• _Problem details_: The records below are split into lines. How many of those lines contain the string "cadastros"? Reply with the number only.

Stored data
******

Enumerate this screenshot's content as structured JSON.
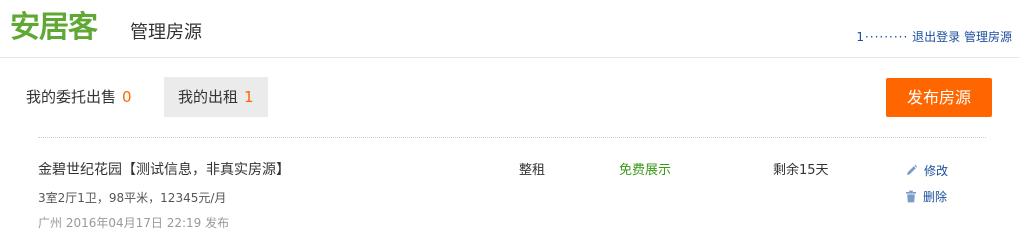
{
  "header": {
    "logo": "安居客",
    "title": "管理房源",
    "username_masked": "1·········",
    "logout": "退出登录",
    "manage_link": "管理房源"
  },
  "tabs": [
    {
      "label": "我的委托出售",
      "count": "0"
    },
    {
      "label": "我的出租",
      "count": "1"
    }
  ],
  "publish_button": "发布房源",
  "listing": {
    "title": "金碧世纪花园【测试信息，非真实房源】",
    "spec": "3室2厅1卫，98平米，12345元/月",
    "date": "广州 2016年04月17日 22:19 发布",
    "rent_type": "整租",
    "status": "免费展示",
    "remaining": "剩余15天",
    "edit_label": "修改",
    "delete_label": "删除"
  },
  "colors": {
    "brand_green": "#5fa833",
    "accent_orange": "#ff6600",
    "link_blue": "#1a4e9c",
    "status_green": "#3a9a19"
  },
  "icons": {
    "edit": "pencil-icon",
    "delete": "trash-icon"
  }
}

******

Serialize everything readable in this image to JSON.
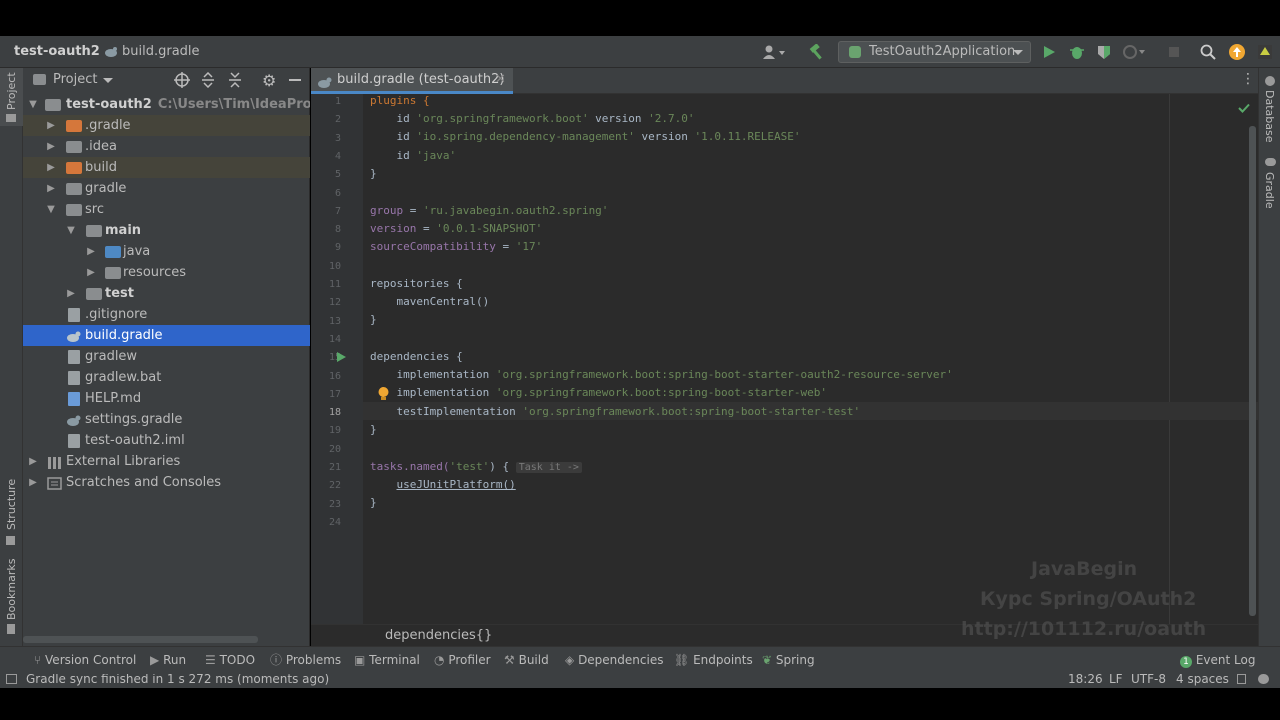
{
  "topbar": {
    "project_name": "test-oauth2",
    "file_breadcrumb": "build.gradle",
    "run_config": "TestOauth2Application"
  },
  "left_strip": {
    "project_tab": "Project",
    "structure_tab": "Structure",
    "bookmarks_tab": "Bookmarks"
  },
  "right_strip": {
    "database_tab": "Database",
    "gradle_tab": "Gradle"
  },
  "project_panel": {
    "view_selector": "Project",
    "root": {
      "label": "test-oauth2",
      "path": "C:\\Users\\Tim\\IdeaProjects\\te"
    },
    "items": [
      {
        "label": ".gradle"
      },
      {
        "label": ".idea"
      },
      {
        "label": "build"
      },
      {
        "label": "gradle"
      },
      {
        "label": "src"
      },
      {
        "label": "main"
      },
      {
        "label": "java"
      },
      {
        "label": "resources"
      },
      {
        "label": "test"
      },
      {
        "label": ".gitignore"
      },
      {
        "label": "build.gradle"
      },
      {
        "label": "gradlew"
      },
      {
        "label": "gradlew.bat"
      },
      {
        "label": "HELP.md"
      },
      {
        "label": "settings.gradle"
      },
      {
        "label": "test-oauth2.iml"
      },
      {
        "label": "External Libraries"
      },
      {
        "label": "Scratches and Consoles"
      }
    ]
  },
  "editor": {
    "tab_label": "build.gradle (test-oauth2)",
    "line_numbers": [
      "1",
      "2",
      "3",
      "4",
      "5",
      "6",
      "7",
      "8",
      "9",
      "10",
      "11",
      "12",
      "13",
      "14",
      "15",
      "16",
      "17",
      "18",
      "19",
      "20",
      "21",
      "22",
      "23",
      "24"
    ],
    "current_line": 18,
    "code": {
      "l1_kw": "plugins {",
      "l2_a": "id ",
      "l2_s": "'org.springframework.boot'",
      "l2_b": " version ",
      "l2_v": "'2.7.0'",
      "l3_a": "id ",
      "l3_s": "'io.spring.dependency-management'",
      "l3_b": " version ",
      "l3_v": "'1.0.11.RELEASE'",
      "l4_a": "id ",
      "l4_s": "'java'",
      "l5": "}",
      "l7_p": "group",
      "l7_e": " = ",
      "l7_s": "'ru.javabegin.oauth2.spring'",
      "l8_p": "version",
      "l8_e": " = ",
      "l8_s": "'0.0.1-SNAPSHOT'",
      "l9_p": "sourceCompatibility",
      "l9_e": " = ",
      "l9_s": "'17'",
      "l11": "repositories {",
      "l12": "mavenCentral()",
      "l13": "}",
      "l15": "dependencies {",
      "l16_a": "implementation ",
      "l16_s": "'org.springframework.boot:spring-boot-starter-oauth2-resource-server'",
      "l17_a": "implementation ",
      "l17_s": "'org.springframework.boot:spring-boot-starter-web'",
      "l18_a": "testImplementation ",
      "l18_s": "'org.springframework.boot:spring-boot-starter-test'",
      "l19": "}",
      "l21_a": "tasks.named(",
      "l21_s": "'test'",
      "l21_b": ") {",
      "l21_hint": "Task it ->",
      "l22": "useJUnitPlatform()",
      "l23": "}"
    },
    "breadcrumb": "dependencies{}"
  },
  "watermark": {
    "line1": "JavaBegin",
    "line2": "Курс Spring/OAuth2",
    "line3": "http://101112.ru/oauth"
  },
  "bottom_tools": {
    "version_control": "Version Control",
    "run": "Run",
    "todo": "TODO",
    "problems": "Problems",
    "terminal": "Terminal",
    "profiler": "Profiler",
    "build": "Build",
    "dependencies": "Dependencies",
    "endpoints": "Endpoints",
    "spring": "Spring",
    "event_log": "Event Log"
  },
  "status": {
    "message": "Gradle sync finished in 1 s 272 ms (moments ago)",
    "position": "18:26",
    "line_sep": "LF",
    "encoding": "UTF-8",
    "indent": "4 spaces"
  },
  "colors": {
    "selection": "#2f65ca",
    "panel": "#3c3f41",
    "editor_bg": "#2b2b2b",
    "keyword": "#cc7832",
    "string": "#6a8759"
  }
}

******

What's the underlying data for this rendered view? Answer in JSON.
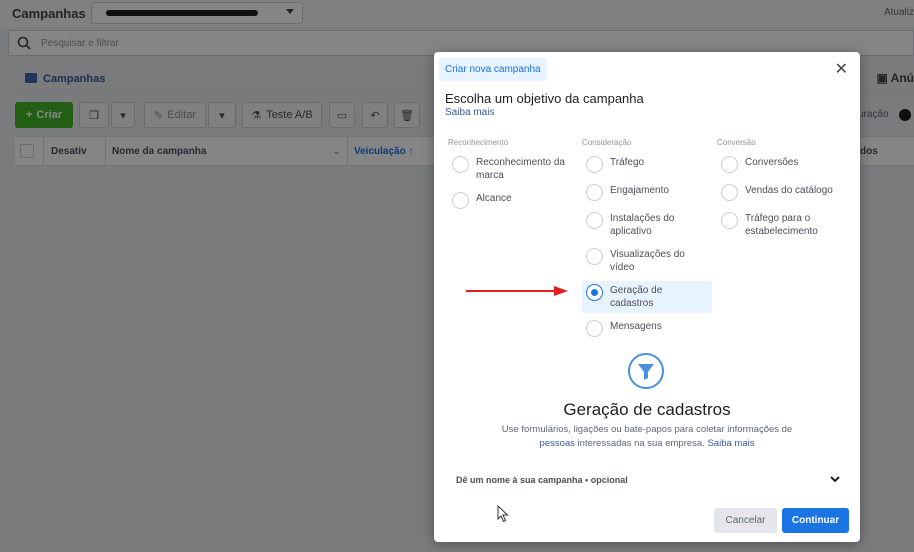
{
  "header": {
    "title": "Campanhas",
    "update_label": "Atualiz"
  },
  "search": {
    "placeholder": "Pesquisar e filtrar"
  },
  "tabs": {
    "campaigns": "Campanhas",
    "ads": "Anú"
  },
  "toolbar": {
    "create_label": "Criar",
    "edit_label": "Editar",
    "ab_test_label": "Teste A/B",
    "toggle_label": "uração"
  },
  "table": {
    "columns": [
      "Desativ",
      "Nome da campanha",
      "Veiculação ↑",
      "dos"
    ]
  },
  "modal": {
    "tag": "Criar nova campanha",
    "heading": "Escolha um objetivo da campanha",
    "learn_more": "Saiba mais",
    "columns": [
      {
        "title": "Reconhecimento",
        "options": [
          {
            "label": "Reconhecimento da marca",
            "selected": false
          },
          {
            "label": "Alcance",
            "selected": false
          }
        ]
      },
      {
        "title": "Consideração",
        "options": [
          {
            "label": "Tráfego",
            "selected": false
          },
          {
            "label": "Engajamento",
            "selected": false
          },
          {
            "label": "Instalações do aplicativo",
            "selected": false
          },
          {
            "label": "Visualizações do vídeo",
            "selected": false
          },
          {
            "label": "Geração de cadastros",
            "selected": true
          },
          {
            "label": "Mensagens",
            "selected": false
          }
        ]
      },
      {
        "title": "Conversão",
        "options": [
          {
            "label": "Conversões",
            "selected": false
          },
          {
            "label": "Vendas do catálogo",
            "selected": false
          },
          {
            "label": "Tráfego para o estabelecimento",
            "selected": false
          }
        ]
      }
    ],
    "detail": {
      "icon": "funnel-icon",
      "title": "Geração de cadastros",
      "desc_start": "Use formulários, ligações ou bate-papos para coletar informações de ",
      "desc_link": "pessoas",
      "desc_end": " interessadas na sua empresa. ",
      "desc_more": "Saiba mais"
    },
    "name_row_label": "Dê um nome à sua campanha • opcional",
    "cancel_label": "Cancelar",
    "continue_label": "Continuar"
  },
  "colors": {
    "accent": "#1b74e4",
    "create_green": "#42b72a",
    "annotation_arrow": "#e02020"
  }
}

******

• _Response to the exercise_: 2